* JOB A *
In the records, copy word for word the stretch from the line containing "Output each element" through the line containing "slide-title: Career Development", including both of those lines.

* READING TEXT *
=-=-=-=-=
Write all notes for your paper on 3-by-5 cards. At the bottom right corner of each card, put the source: the last name of the author, the page number if applicable, and the year date (if using APA style). In addition, make a separate bibliographical note card for each source that you use, noting whether it's a print source or a Web source. On this bibliography card, put the author's name, the title of the article or book, the publisher and the date. If it is a journal article, record the name of the journal and the volume number. These bibliography cards will be useful when you write your list of sources. It will save you time if you write the bibliographical information about your sources on these cards before you write your paper.
Find out from your instructor which type of documentation she wishes for you to use. Some common documentation styles: MLA style, which is often used for literature research papers; APA style, which is used for the sciences and psychology; and Chicago style, which is used for history and art history. Each of these documentation styles will require a slightly different approach when you write the first draft of your paper. Buy a student handbook or find a reliable source on the Internet about how to cite correctly. The OWL site at Purdue University is a great, up-to-date guide to citation. The rules change frequently, so you need a manual or guide that is current.
=-=-=-=-=
(Dataset items)
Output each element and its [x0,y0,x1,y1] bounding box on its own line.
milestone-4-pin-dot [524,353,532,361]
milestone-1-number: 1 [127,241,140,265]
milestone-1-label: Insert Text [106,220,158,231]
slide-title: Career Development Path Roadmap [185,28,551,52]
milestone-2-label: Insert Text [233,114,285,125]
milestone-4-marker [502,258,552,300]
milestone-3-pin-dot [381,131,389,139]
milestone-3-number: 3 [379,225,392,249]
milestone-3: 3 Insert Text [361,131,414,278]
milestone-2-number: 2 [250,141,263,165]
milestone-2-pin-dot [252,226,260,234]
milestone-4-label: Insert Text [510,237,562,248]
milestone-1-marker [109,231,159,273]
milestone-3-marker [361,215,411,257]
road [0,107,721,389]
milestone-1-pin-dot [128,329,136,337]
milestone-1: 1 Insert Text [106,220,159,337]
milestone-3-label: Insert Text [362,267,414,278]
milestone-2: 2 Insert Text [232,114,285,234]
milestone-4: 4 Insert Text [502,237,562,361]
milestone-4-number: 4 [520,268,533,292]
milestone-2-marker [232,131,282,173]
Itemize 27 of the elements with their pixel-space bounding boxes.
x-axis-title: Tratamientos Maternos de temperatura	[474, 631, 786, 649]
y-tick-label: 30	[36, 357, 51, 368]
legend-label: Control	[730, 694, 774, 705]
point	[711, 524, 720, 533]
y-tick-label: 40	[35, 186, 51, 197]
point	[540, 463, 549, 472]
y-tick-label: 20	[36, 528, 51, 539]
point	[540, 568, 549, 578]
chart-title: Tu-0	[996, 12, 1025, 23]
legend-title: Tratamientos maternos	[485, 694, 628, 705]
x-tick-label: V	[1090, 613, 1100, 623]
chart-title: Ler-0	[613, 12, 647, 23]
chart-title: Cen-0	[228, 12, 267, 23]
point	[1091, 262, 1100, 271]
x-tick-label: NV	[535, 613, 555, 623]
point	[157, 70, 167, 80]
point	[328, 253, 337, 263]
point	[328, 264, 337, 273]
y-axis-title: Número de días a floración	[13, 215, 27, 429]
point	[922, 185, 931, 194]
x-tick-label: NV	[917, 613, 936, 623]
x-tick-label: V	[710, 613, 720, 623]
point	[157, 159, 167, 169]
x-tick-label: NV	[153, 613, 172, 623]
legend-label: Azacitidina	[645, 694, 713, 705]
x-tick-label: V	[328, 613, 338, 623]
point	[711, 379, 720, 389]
=-=-=-=-=
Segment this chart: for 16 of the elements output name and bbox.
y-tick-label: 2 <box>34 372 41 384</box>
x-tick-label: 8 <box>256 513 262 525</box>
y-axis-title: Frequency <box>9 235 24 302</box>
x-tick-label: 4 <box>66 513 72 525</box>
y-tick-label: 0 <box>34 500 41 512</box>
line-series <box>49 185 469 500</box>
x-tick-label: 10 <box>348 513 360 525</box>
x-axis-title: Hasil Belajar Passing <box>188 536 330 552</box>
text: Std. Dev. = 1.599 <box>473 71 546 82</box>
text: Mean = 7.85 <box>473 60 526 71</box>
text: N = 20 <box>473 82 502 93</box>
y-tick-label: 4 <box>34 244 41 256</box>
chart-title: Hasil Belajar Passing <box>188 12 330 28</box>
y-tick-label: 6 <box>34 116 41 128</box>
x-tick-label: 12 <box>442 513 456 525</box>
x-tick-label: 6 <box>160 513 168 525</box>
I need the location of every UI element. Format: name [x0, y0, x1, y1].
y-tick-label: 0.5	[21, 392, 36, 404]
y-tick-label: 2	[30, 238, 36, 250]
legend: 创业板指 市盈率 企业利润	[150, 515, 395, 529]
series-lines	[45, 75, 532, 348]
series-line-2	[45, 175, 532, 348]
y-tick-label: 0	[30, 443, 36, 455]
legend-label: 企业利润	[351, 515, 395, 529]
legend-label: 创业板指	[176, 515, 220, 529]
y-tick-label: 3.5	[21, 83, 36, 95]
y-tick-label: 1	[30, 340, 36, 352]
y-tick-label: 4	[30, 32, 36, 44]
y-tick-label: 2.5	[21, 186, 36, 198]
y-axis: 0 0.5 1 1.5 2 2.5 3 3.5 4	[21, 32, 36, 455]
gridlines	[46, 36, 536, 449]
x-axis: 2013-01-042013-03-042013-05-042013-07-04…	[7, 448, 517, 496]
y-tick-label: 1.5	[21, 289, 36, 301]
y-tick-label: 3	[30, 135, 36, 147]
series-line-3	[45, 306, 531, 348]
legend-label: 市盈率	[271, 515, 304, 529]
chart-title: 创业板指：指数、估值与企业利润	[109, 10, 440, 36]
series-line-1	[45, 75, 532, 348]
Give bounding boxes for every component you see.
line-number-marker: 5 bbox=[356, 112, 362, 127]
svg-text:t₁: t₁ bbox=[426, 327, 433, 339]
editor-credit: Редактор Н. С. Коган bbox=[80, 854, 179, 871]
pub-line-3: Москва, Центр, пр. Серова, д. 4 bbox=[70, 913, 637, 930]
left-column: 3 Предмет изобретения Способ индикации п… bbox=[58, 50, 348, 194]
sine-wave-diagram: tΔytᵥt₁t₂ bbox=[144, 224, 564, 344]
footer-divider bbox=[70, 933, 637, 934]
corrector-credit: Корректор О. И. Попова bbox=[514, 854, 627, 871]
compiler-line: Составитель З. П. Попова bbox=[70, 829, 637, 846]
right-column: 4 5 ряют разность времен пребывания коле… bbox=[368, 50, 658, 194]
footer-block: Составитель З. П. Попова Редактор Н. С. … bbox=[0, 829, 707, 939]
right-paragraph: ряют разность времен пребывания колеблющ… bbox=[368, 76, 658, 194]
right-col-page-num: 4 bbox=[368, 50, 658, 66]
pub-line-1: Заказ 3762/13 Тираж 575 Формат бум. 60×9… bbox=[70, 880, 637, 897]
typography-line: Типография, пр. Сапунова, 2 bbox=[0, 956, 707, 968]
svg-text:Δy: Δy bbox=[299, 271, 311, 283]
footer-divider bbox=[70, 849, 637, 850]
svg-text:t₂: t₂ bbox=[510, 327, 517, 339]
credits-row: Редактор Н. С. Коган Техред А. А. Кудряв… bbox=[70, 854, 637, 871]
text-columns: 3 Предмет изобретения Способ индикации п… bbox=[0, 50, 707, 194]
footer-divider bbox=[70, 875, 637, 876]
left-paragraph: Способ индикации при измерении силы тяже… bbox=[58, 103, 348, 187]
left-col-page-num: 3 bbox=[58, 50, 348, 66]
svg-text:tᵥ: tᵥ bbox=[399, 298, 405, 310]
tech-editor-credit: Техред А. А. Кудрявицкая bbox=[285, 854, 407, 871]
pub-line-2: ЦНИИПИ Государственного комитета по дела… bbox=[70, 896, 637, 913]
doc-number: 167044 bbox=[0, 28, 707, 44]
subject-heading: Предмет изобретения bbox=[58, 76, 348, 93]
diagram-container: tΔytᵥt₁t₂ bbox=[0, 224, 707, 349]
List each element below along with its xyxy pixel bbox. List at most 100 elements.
=-=-=-=-=
* JOB B *
Extend the text on preparing notes and citations for a research paper, picking up after its last sentence.

* TASK RESULT A *
Output each element and its [x0,y0,x1,y1] bounding box on its own line.
milestone-4-pin-dot [524,353,532,361]
milestone-1-number: 1 [127,241,140,265]
milestone-1-label: Insert Text [106,220,158,231]
slide-title: Career Development Path Roadmap [185,28,551,52]

* TASK RESULT B *
Refer to your print or Web manual as you write your first draft to figure out how to configure your in-text citations. For example, in MLA style, you simply put the author's last name and a page number in parentheses at the end of a sentence or quote. In APA style, however, you put the author's last name, a comma and the year of publication in parentheses at the end of a sentence. In Chicago style, you insert an end note after the sentence you wish to document, and you write a footnote including the author, the title of book or article, the date, the journal and/or publisher and a page number. (Subsequent references to that source can be referenced simply by the last name and a page number.)
Use signal phrases in the body of your text to let the reader know where you got your ideas. For example, you might write, "Shelby Foote says that the Battle of Gettysburg showed that the South could not win the war," followed by an end note referring the reader to the book where you got this information (in Chicago style). Or, you might write, "Harold Bloom sees Ophelia as the main cause of Hamlet's derangement (Bloom 65)," if you are using MLA style. In subsequent references to an author, you can use his last name only: "Foote goes on to say ..."
or "But Bloom does not believe ..."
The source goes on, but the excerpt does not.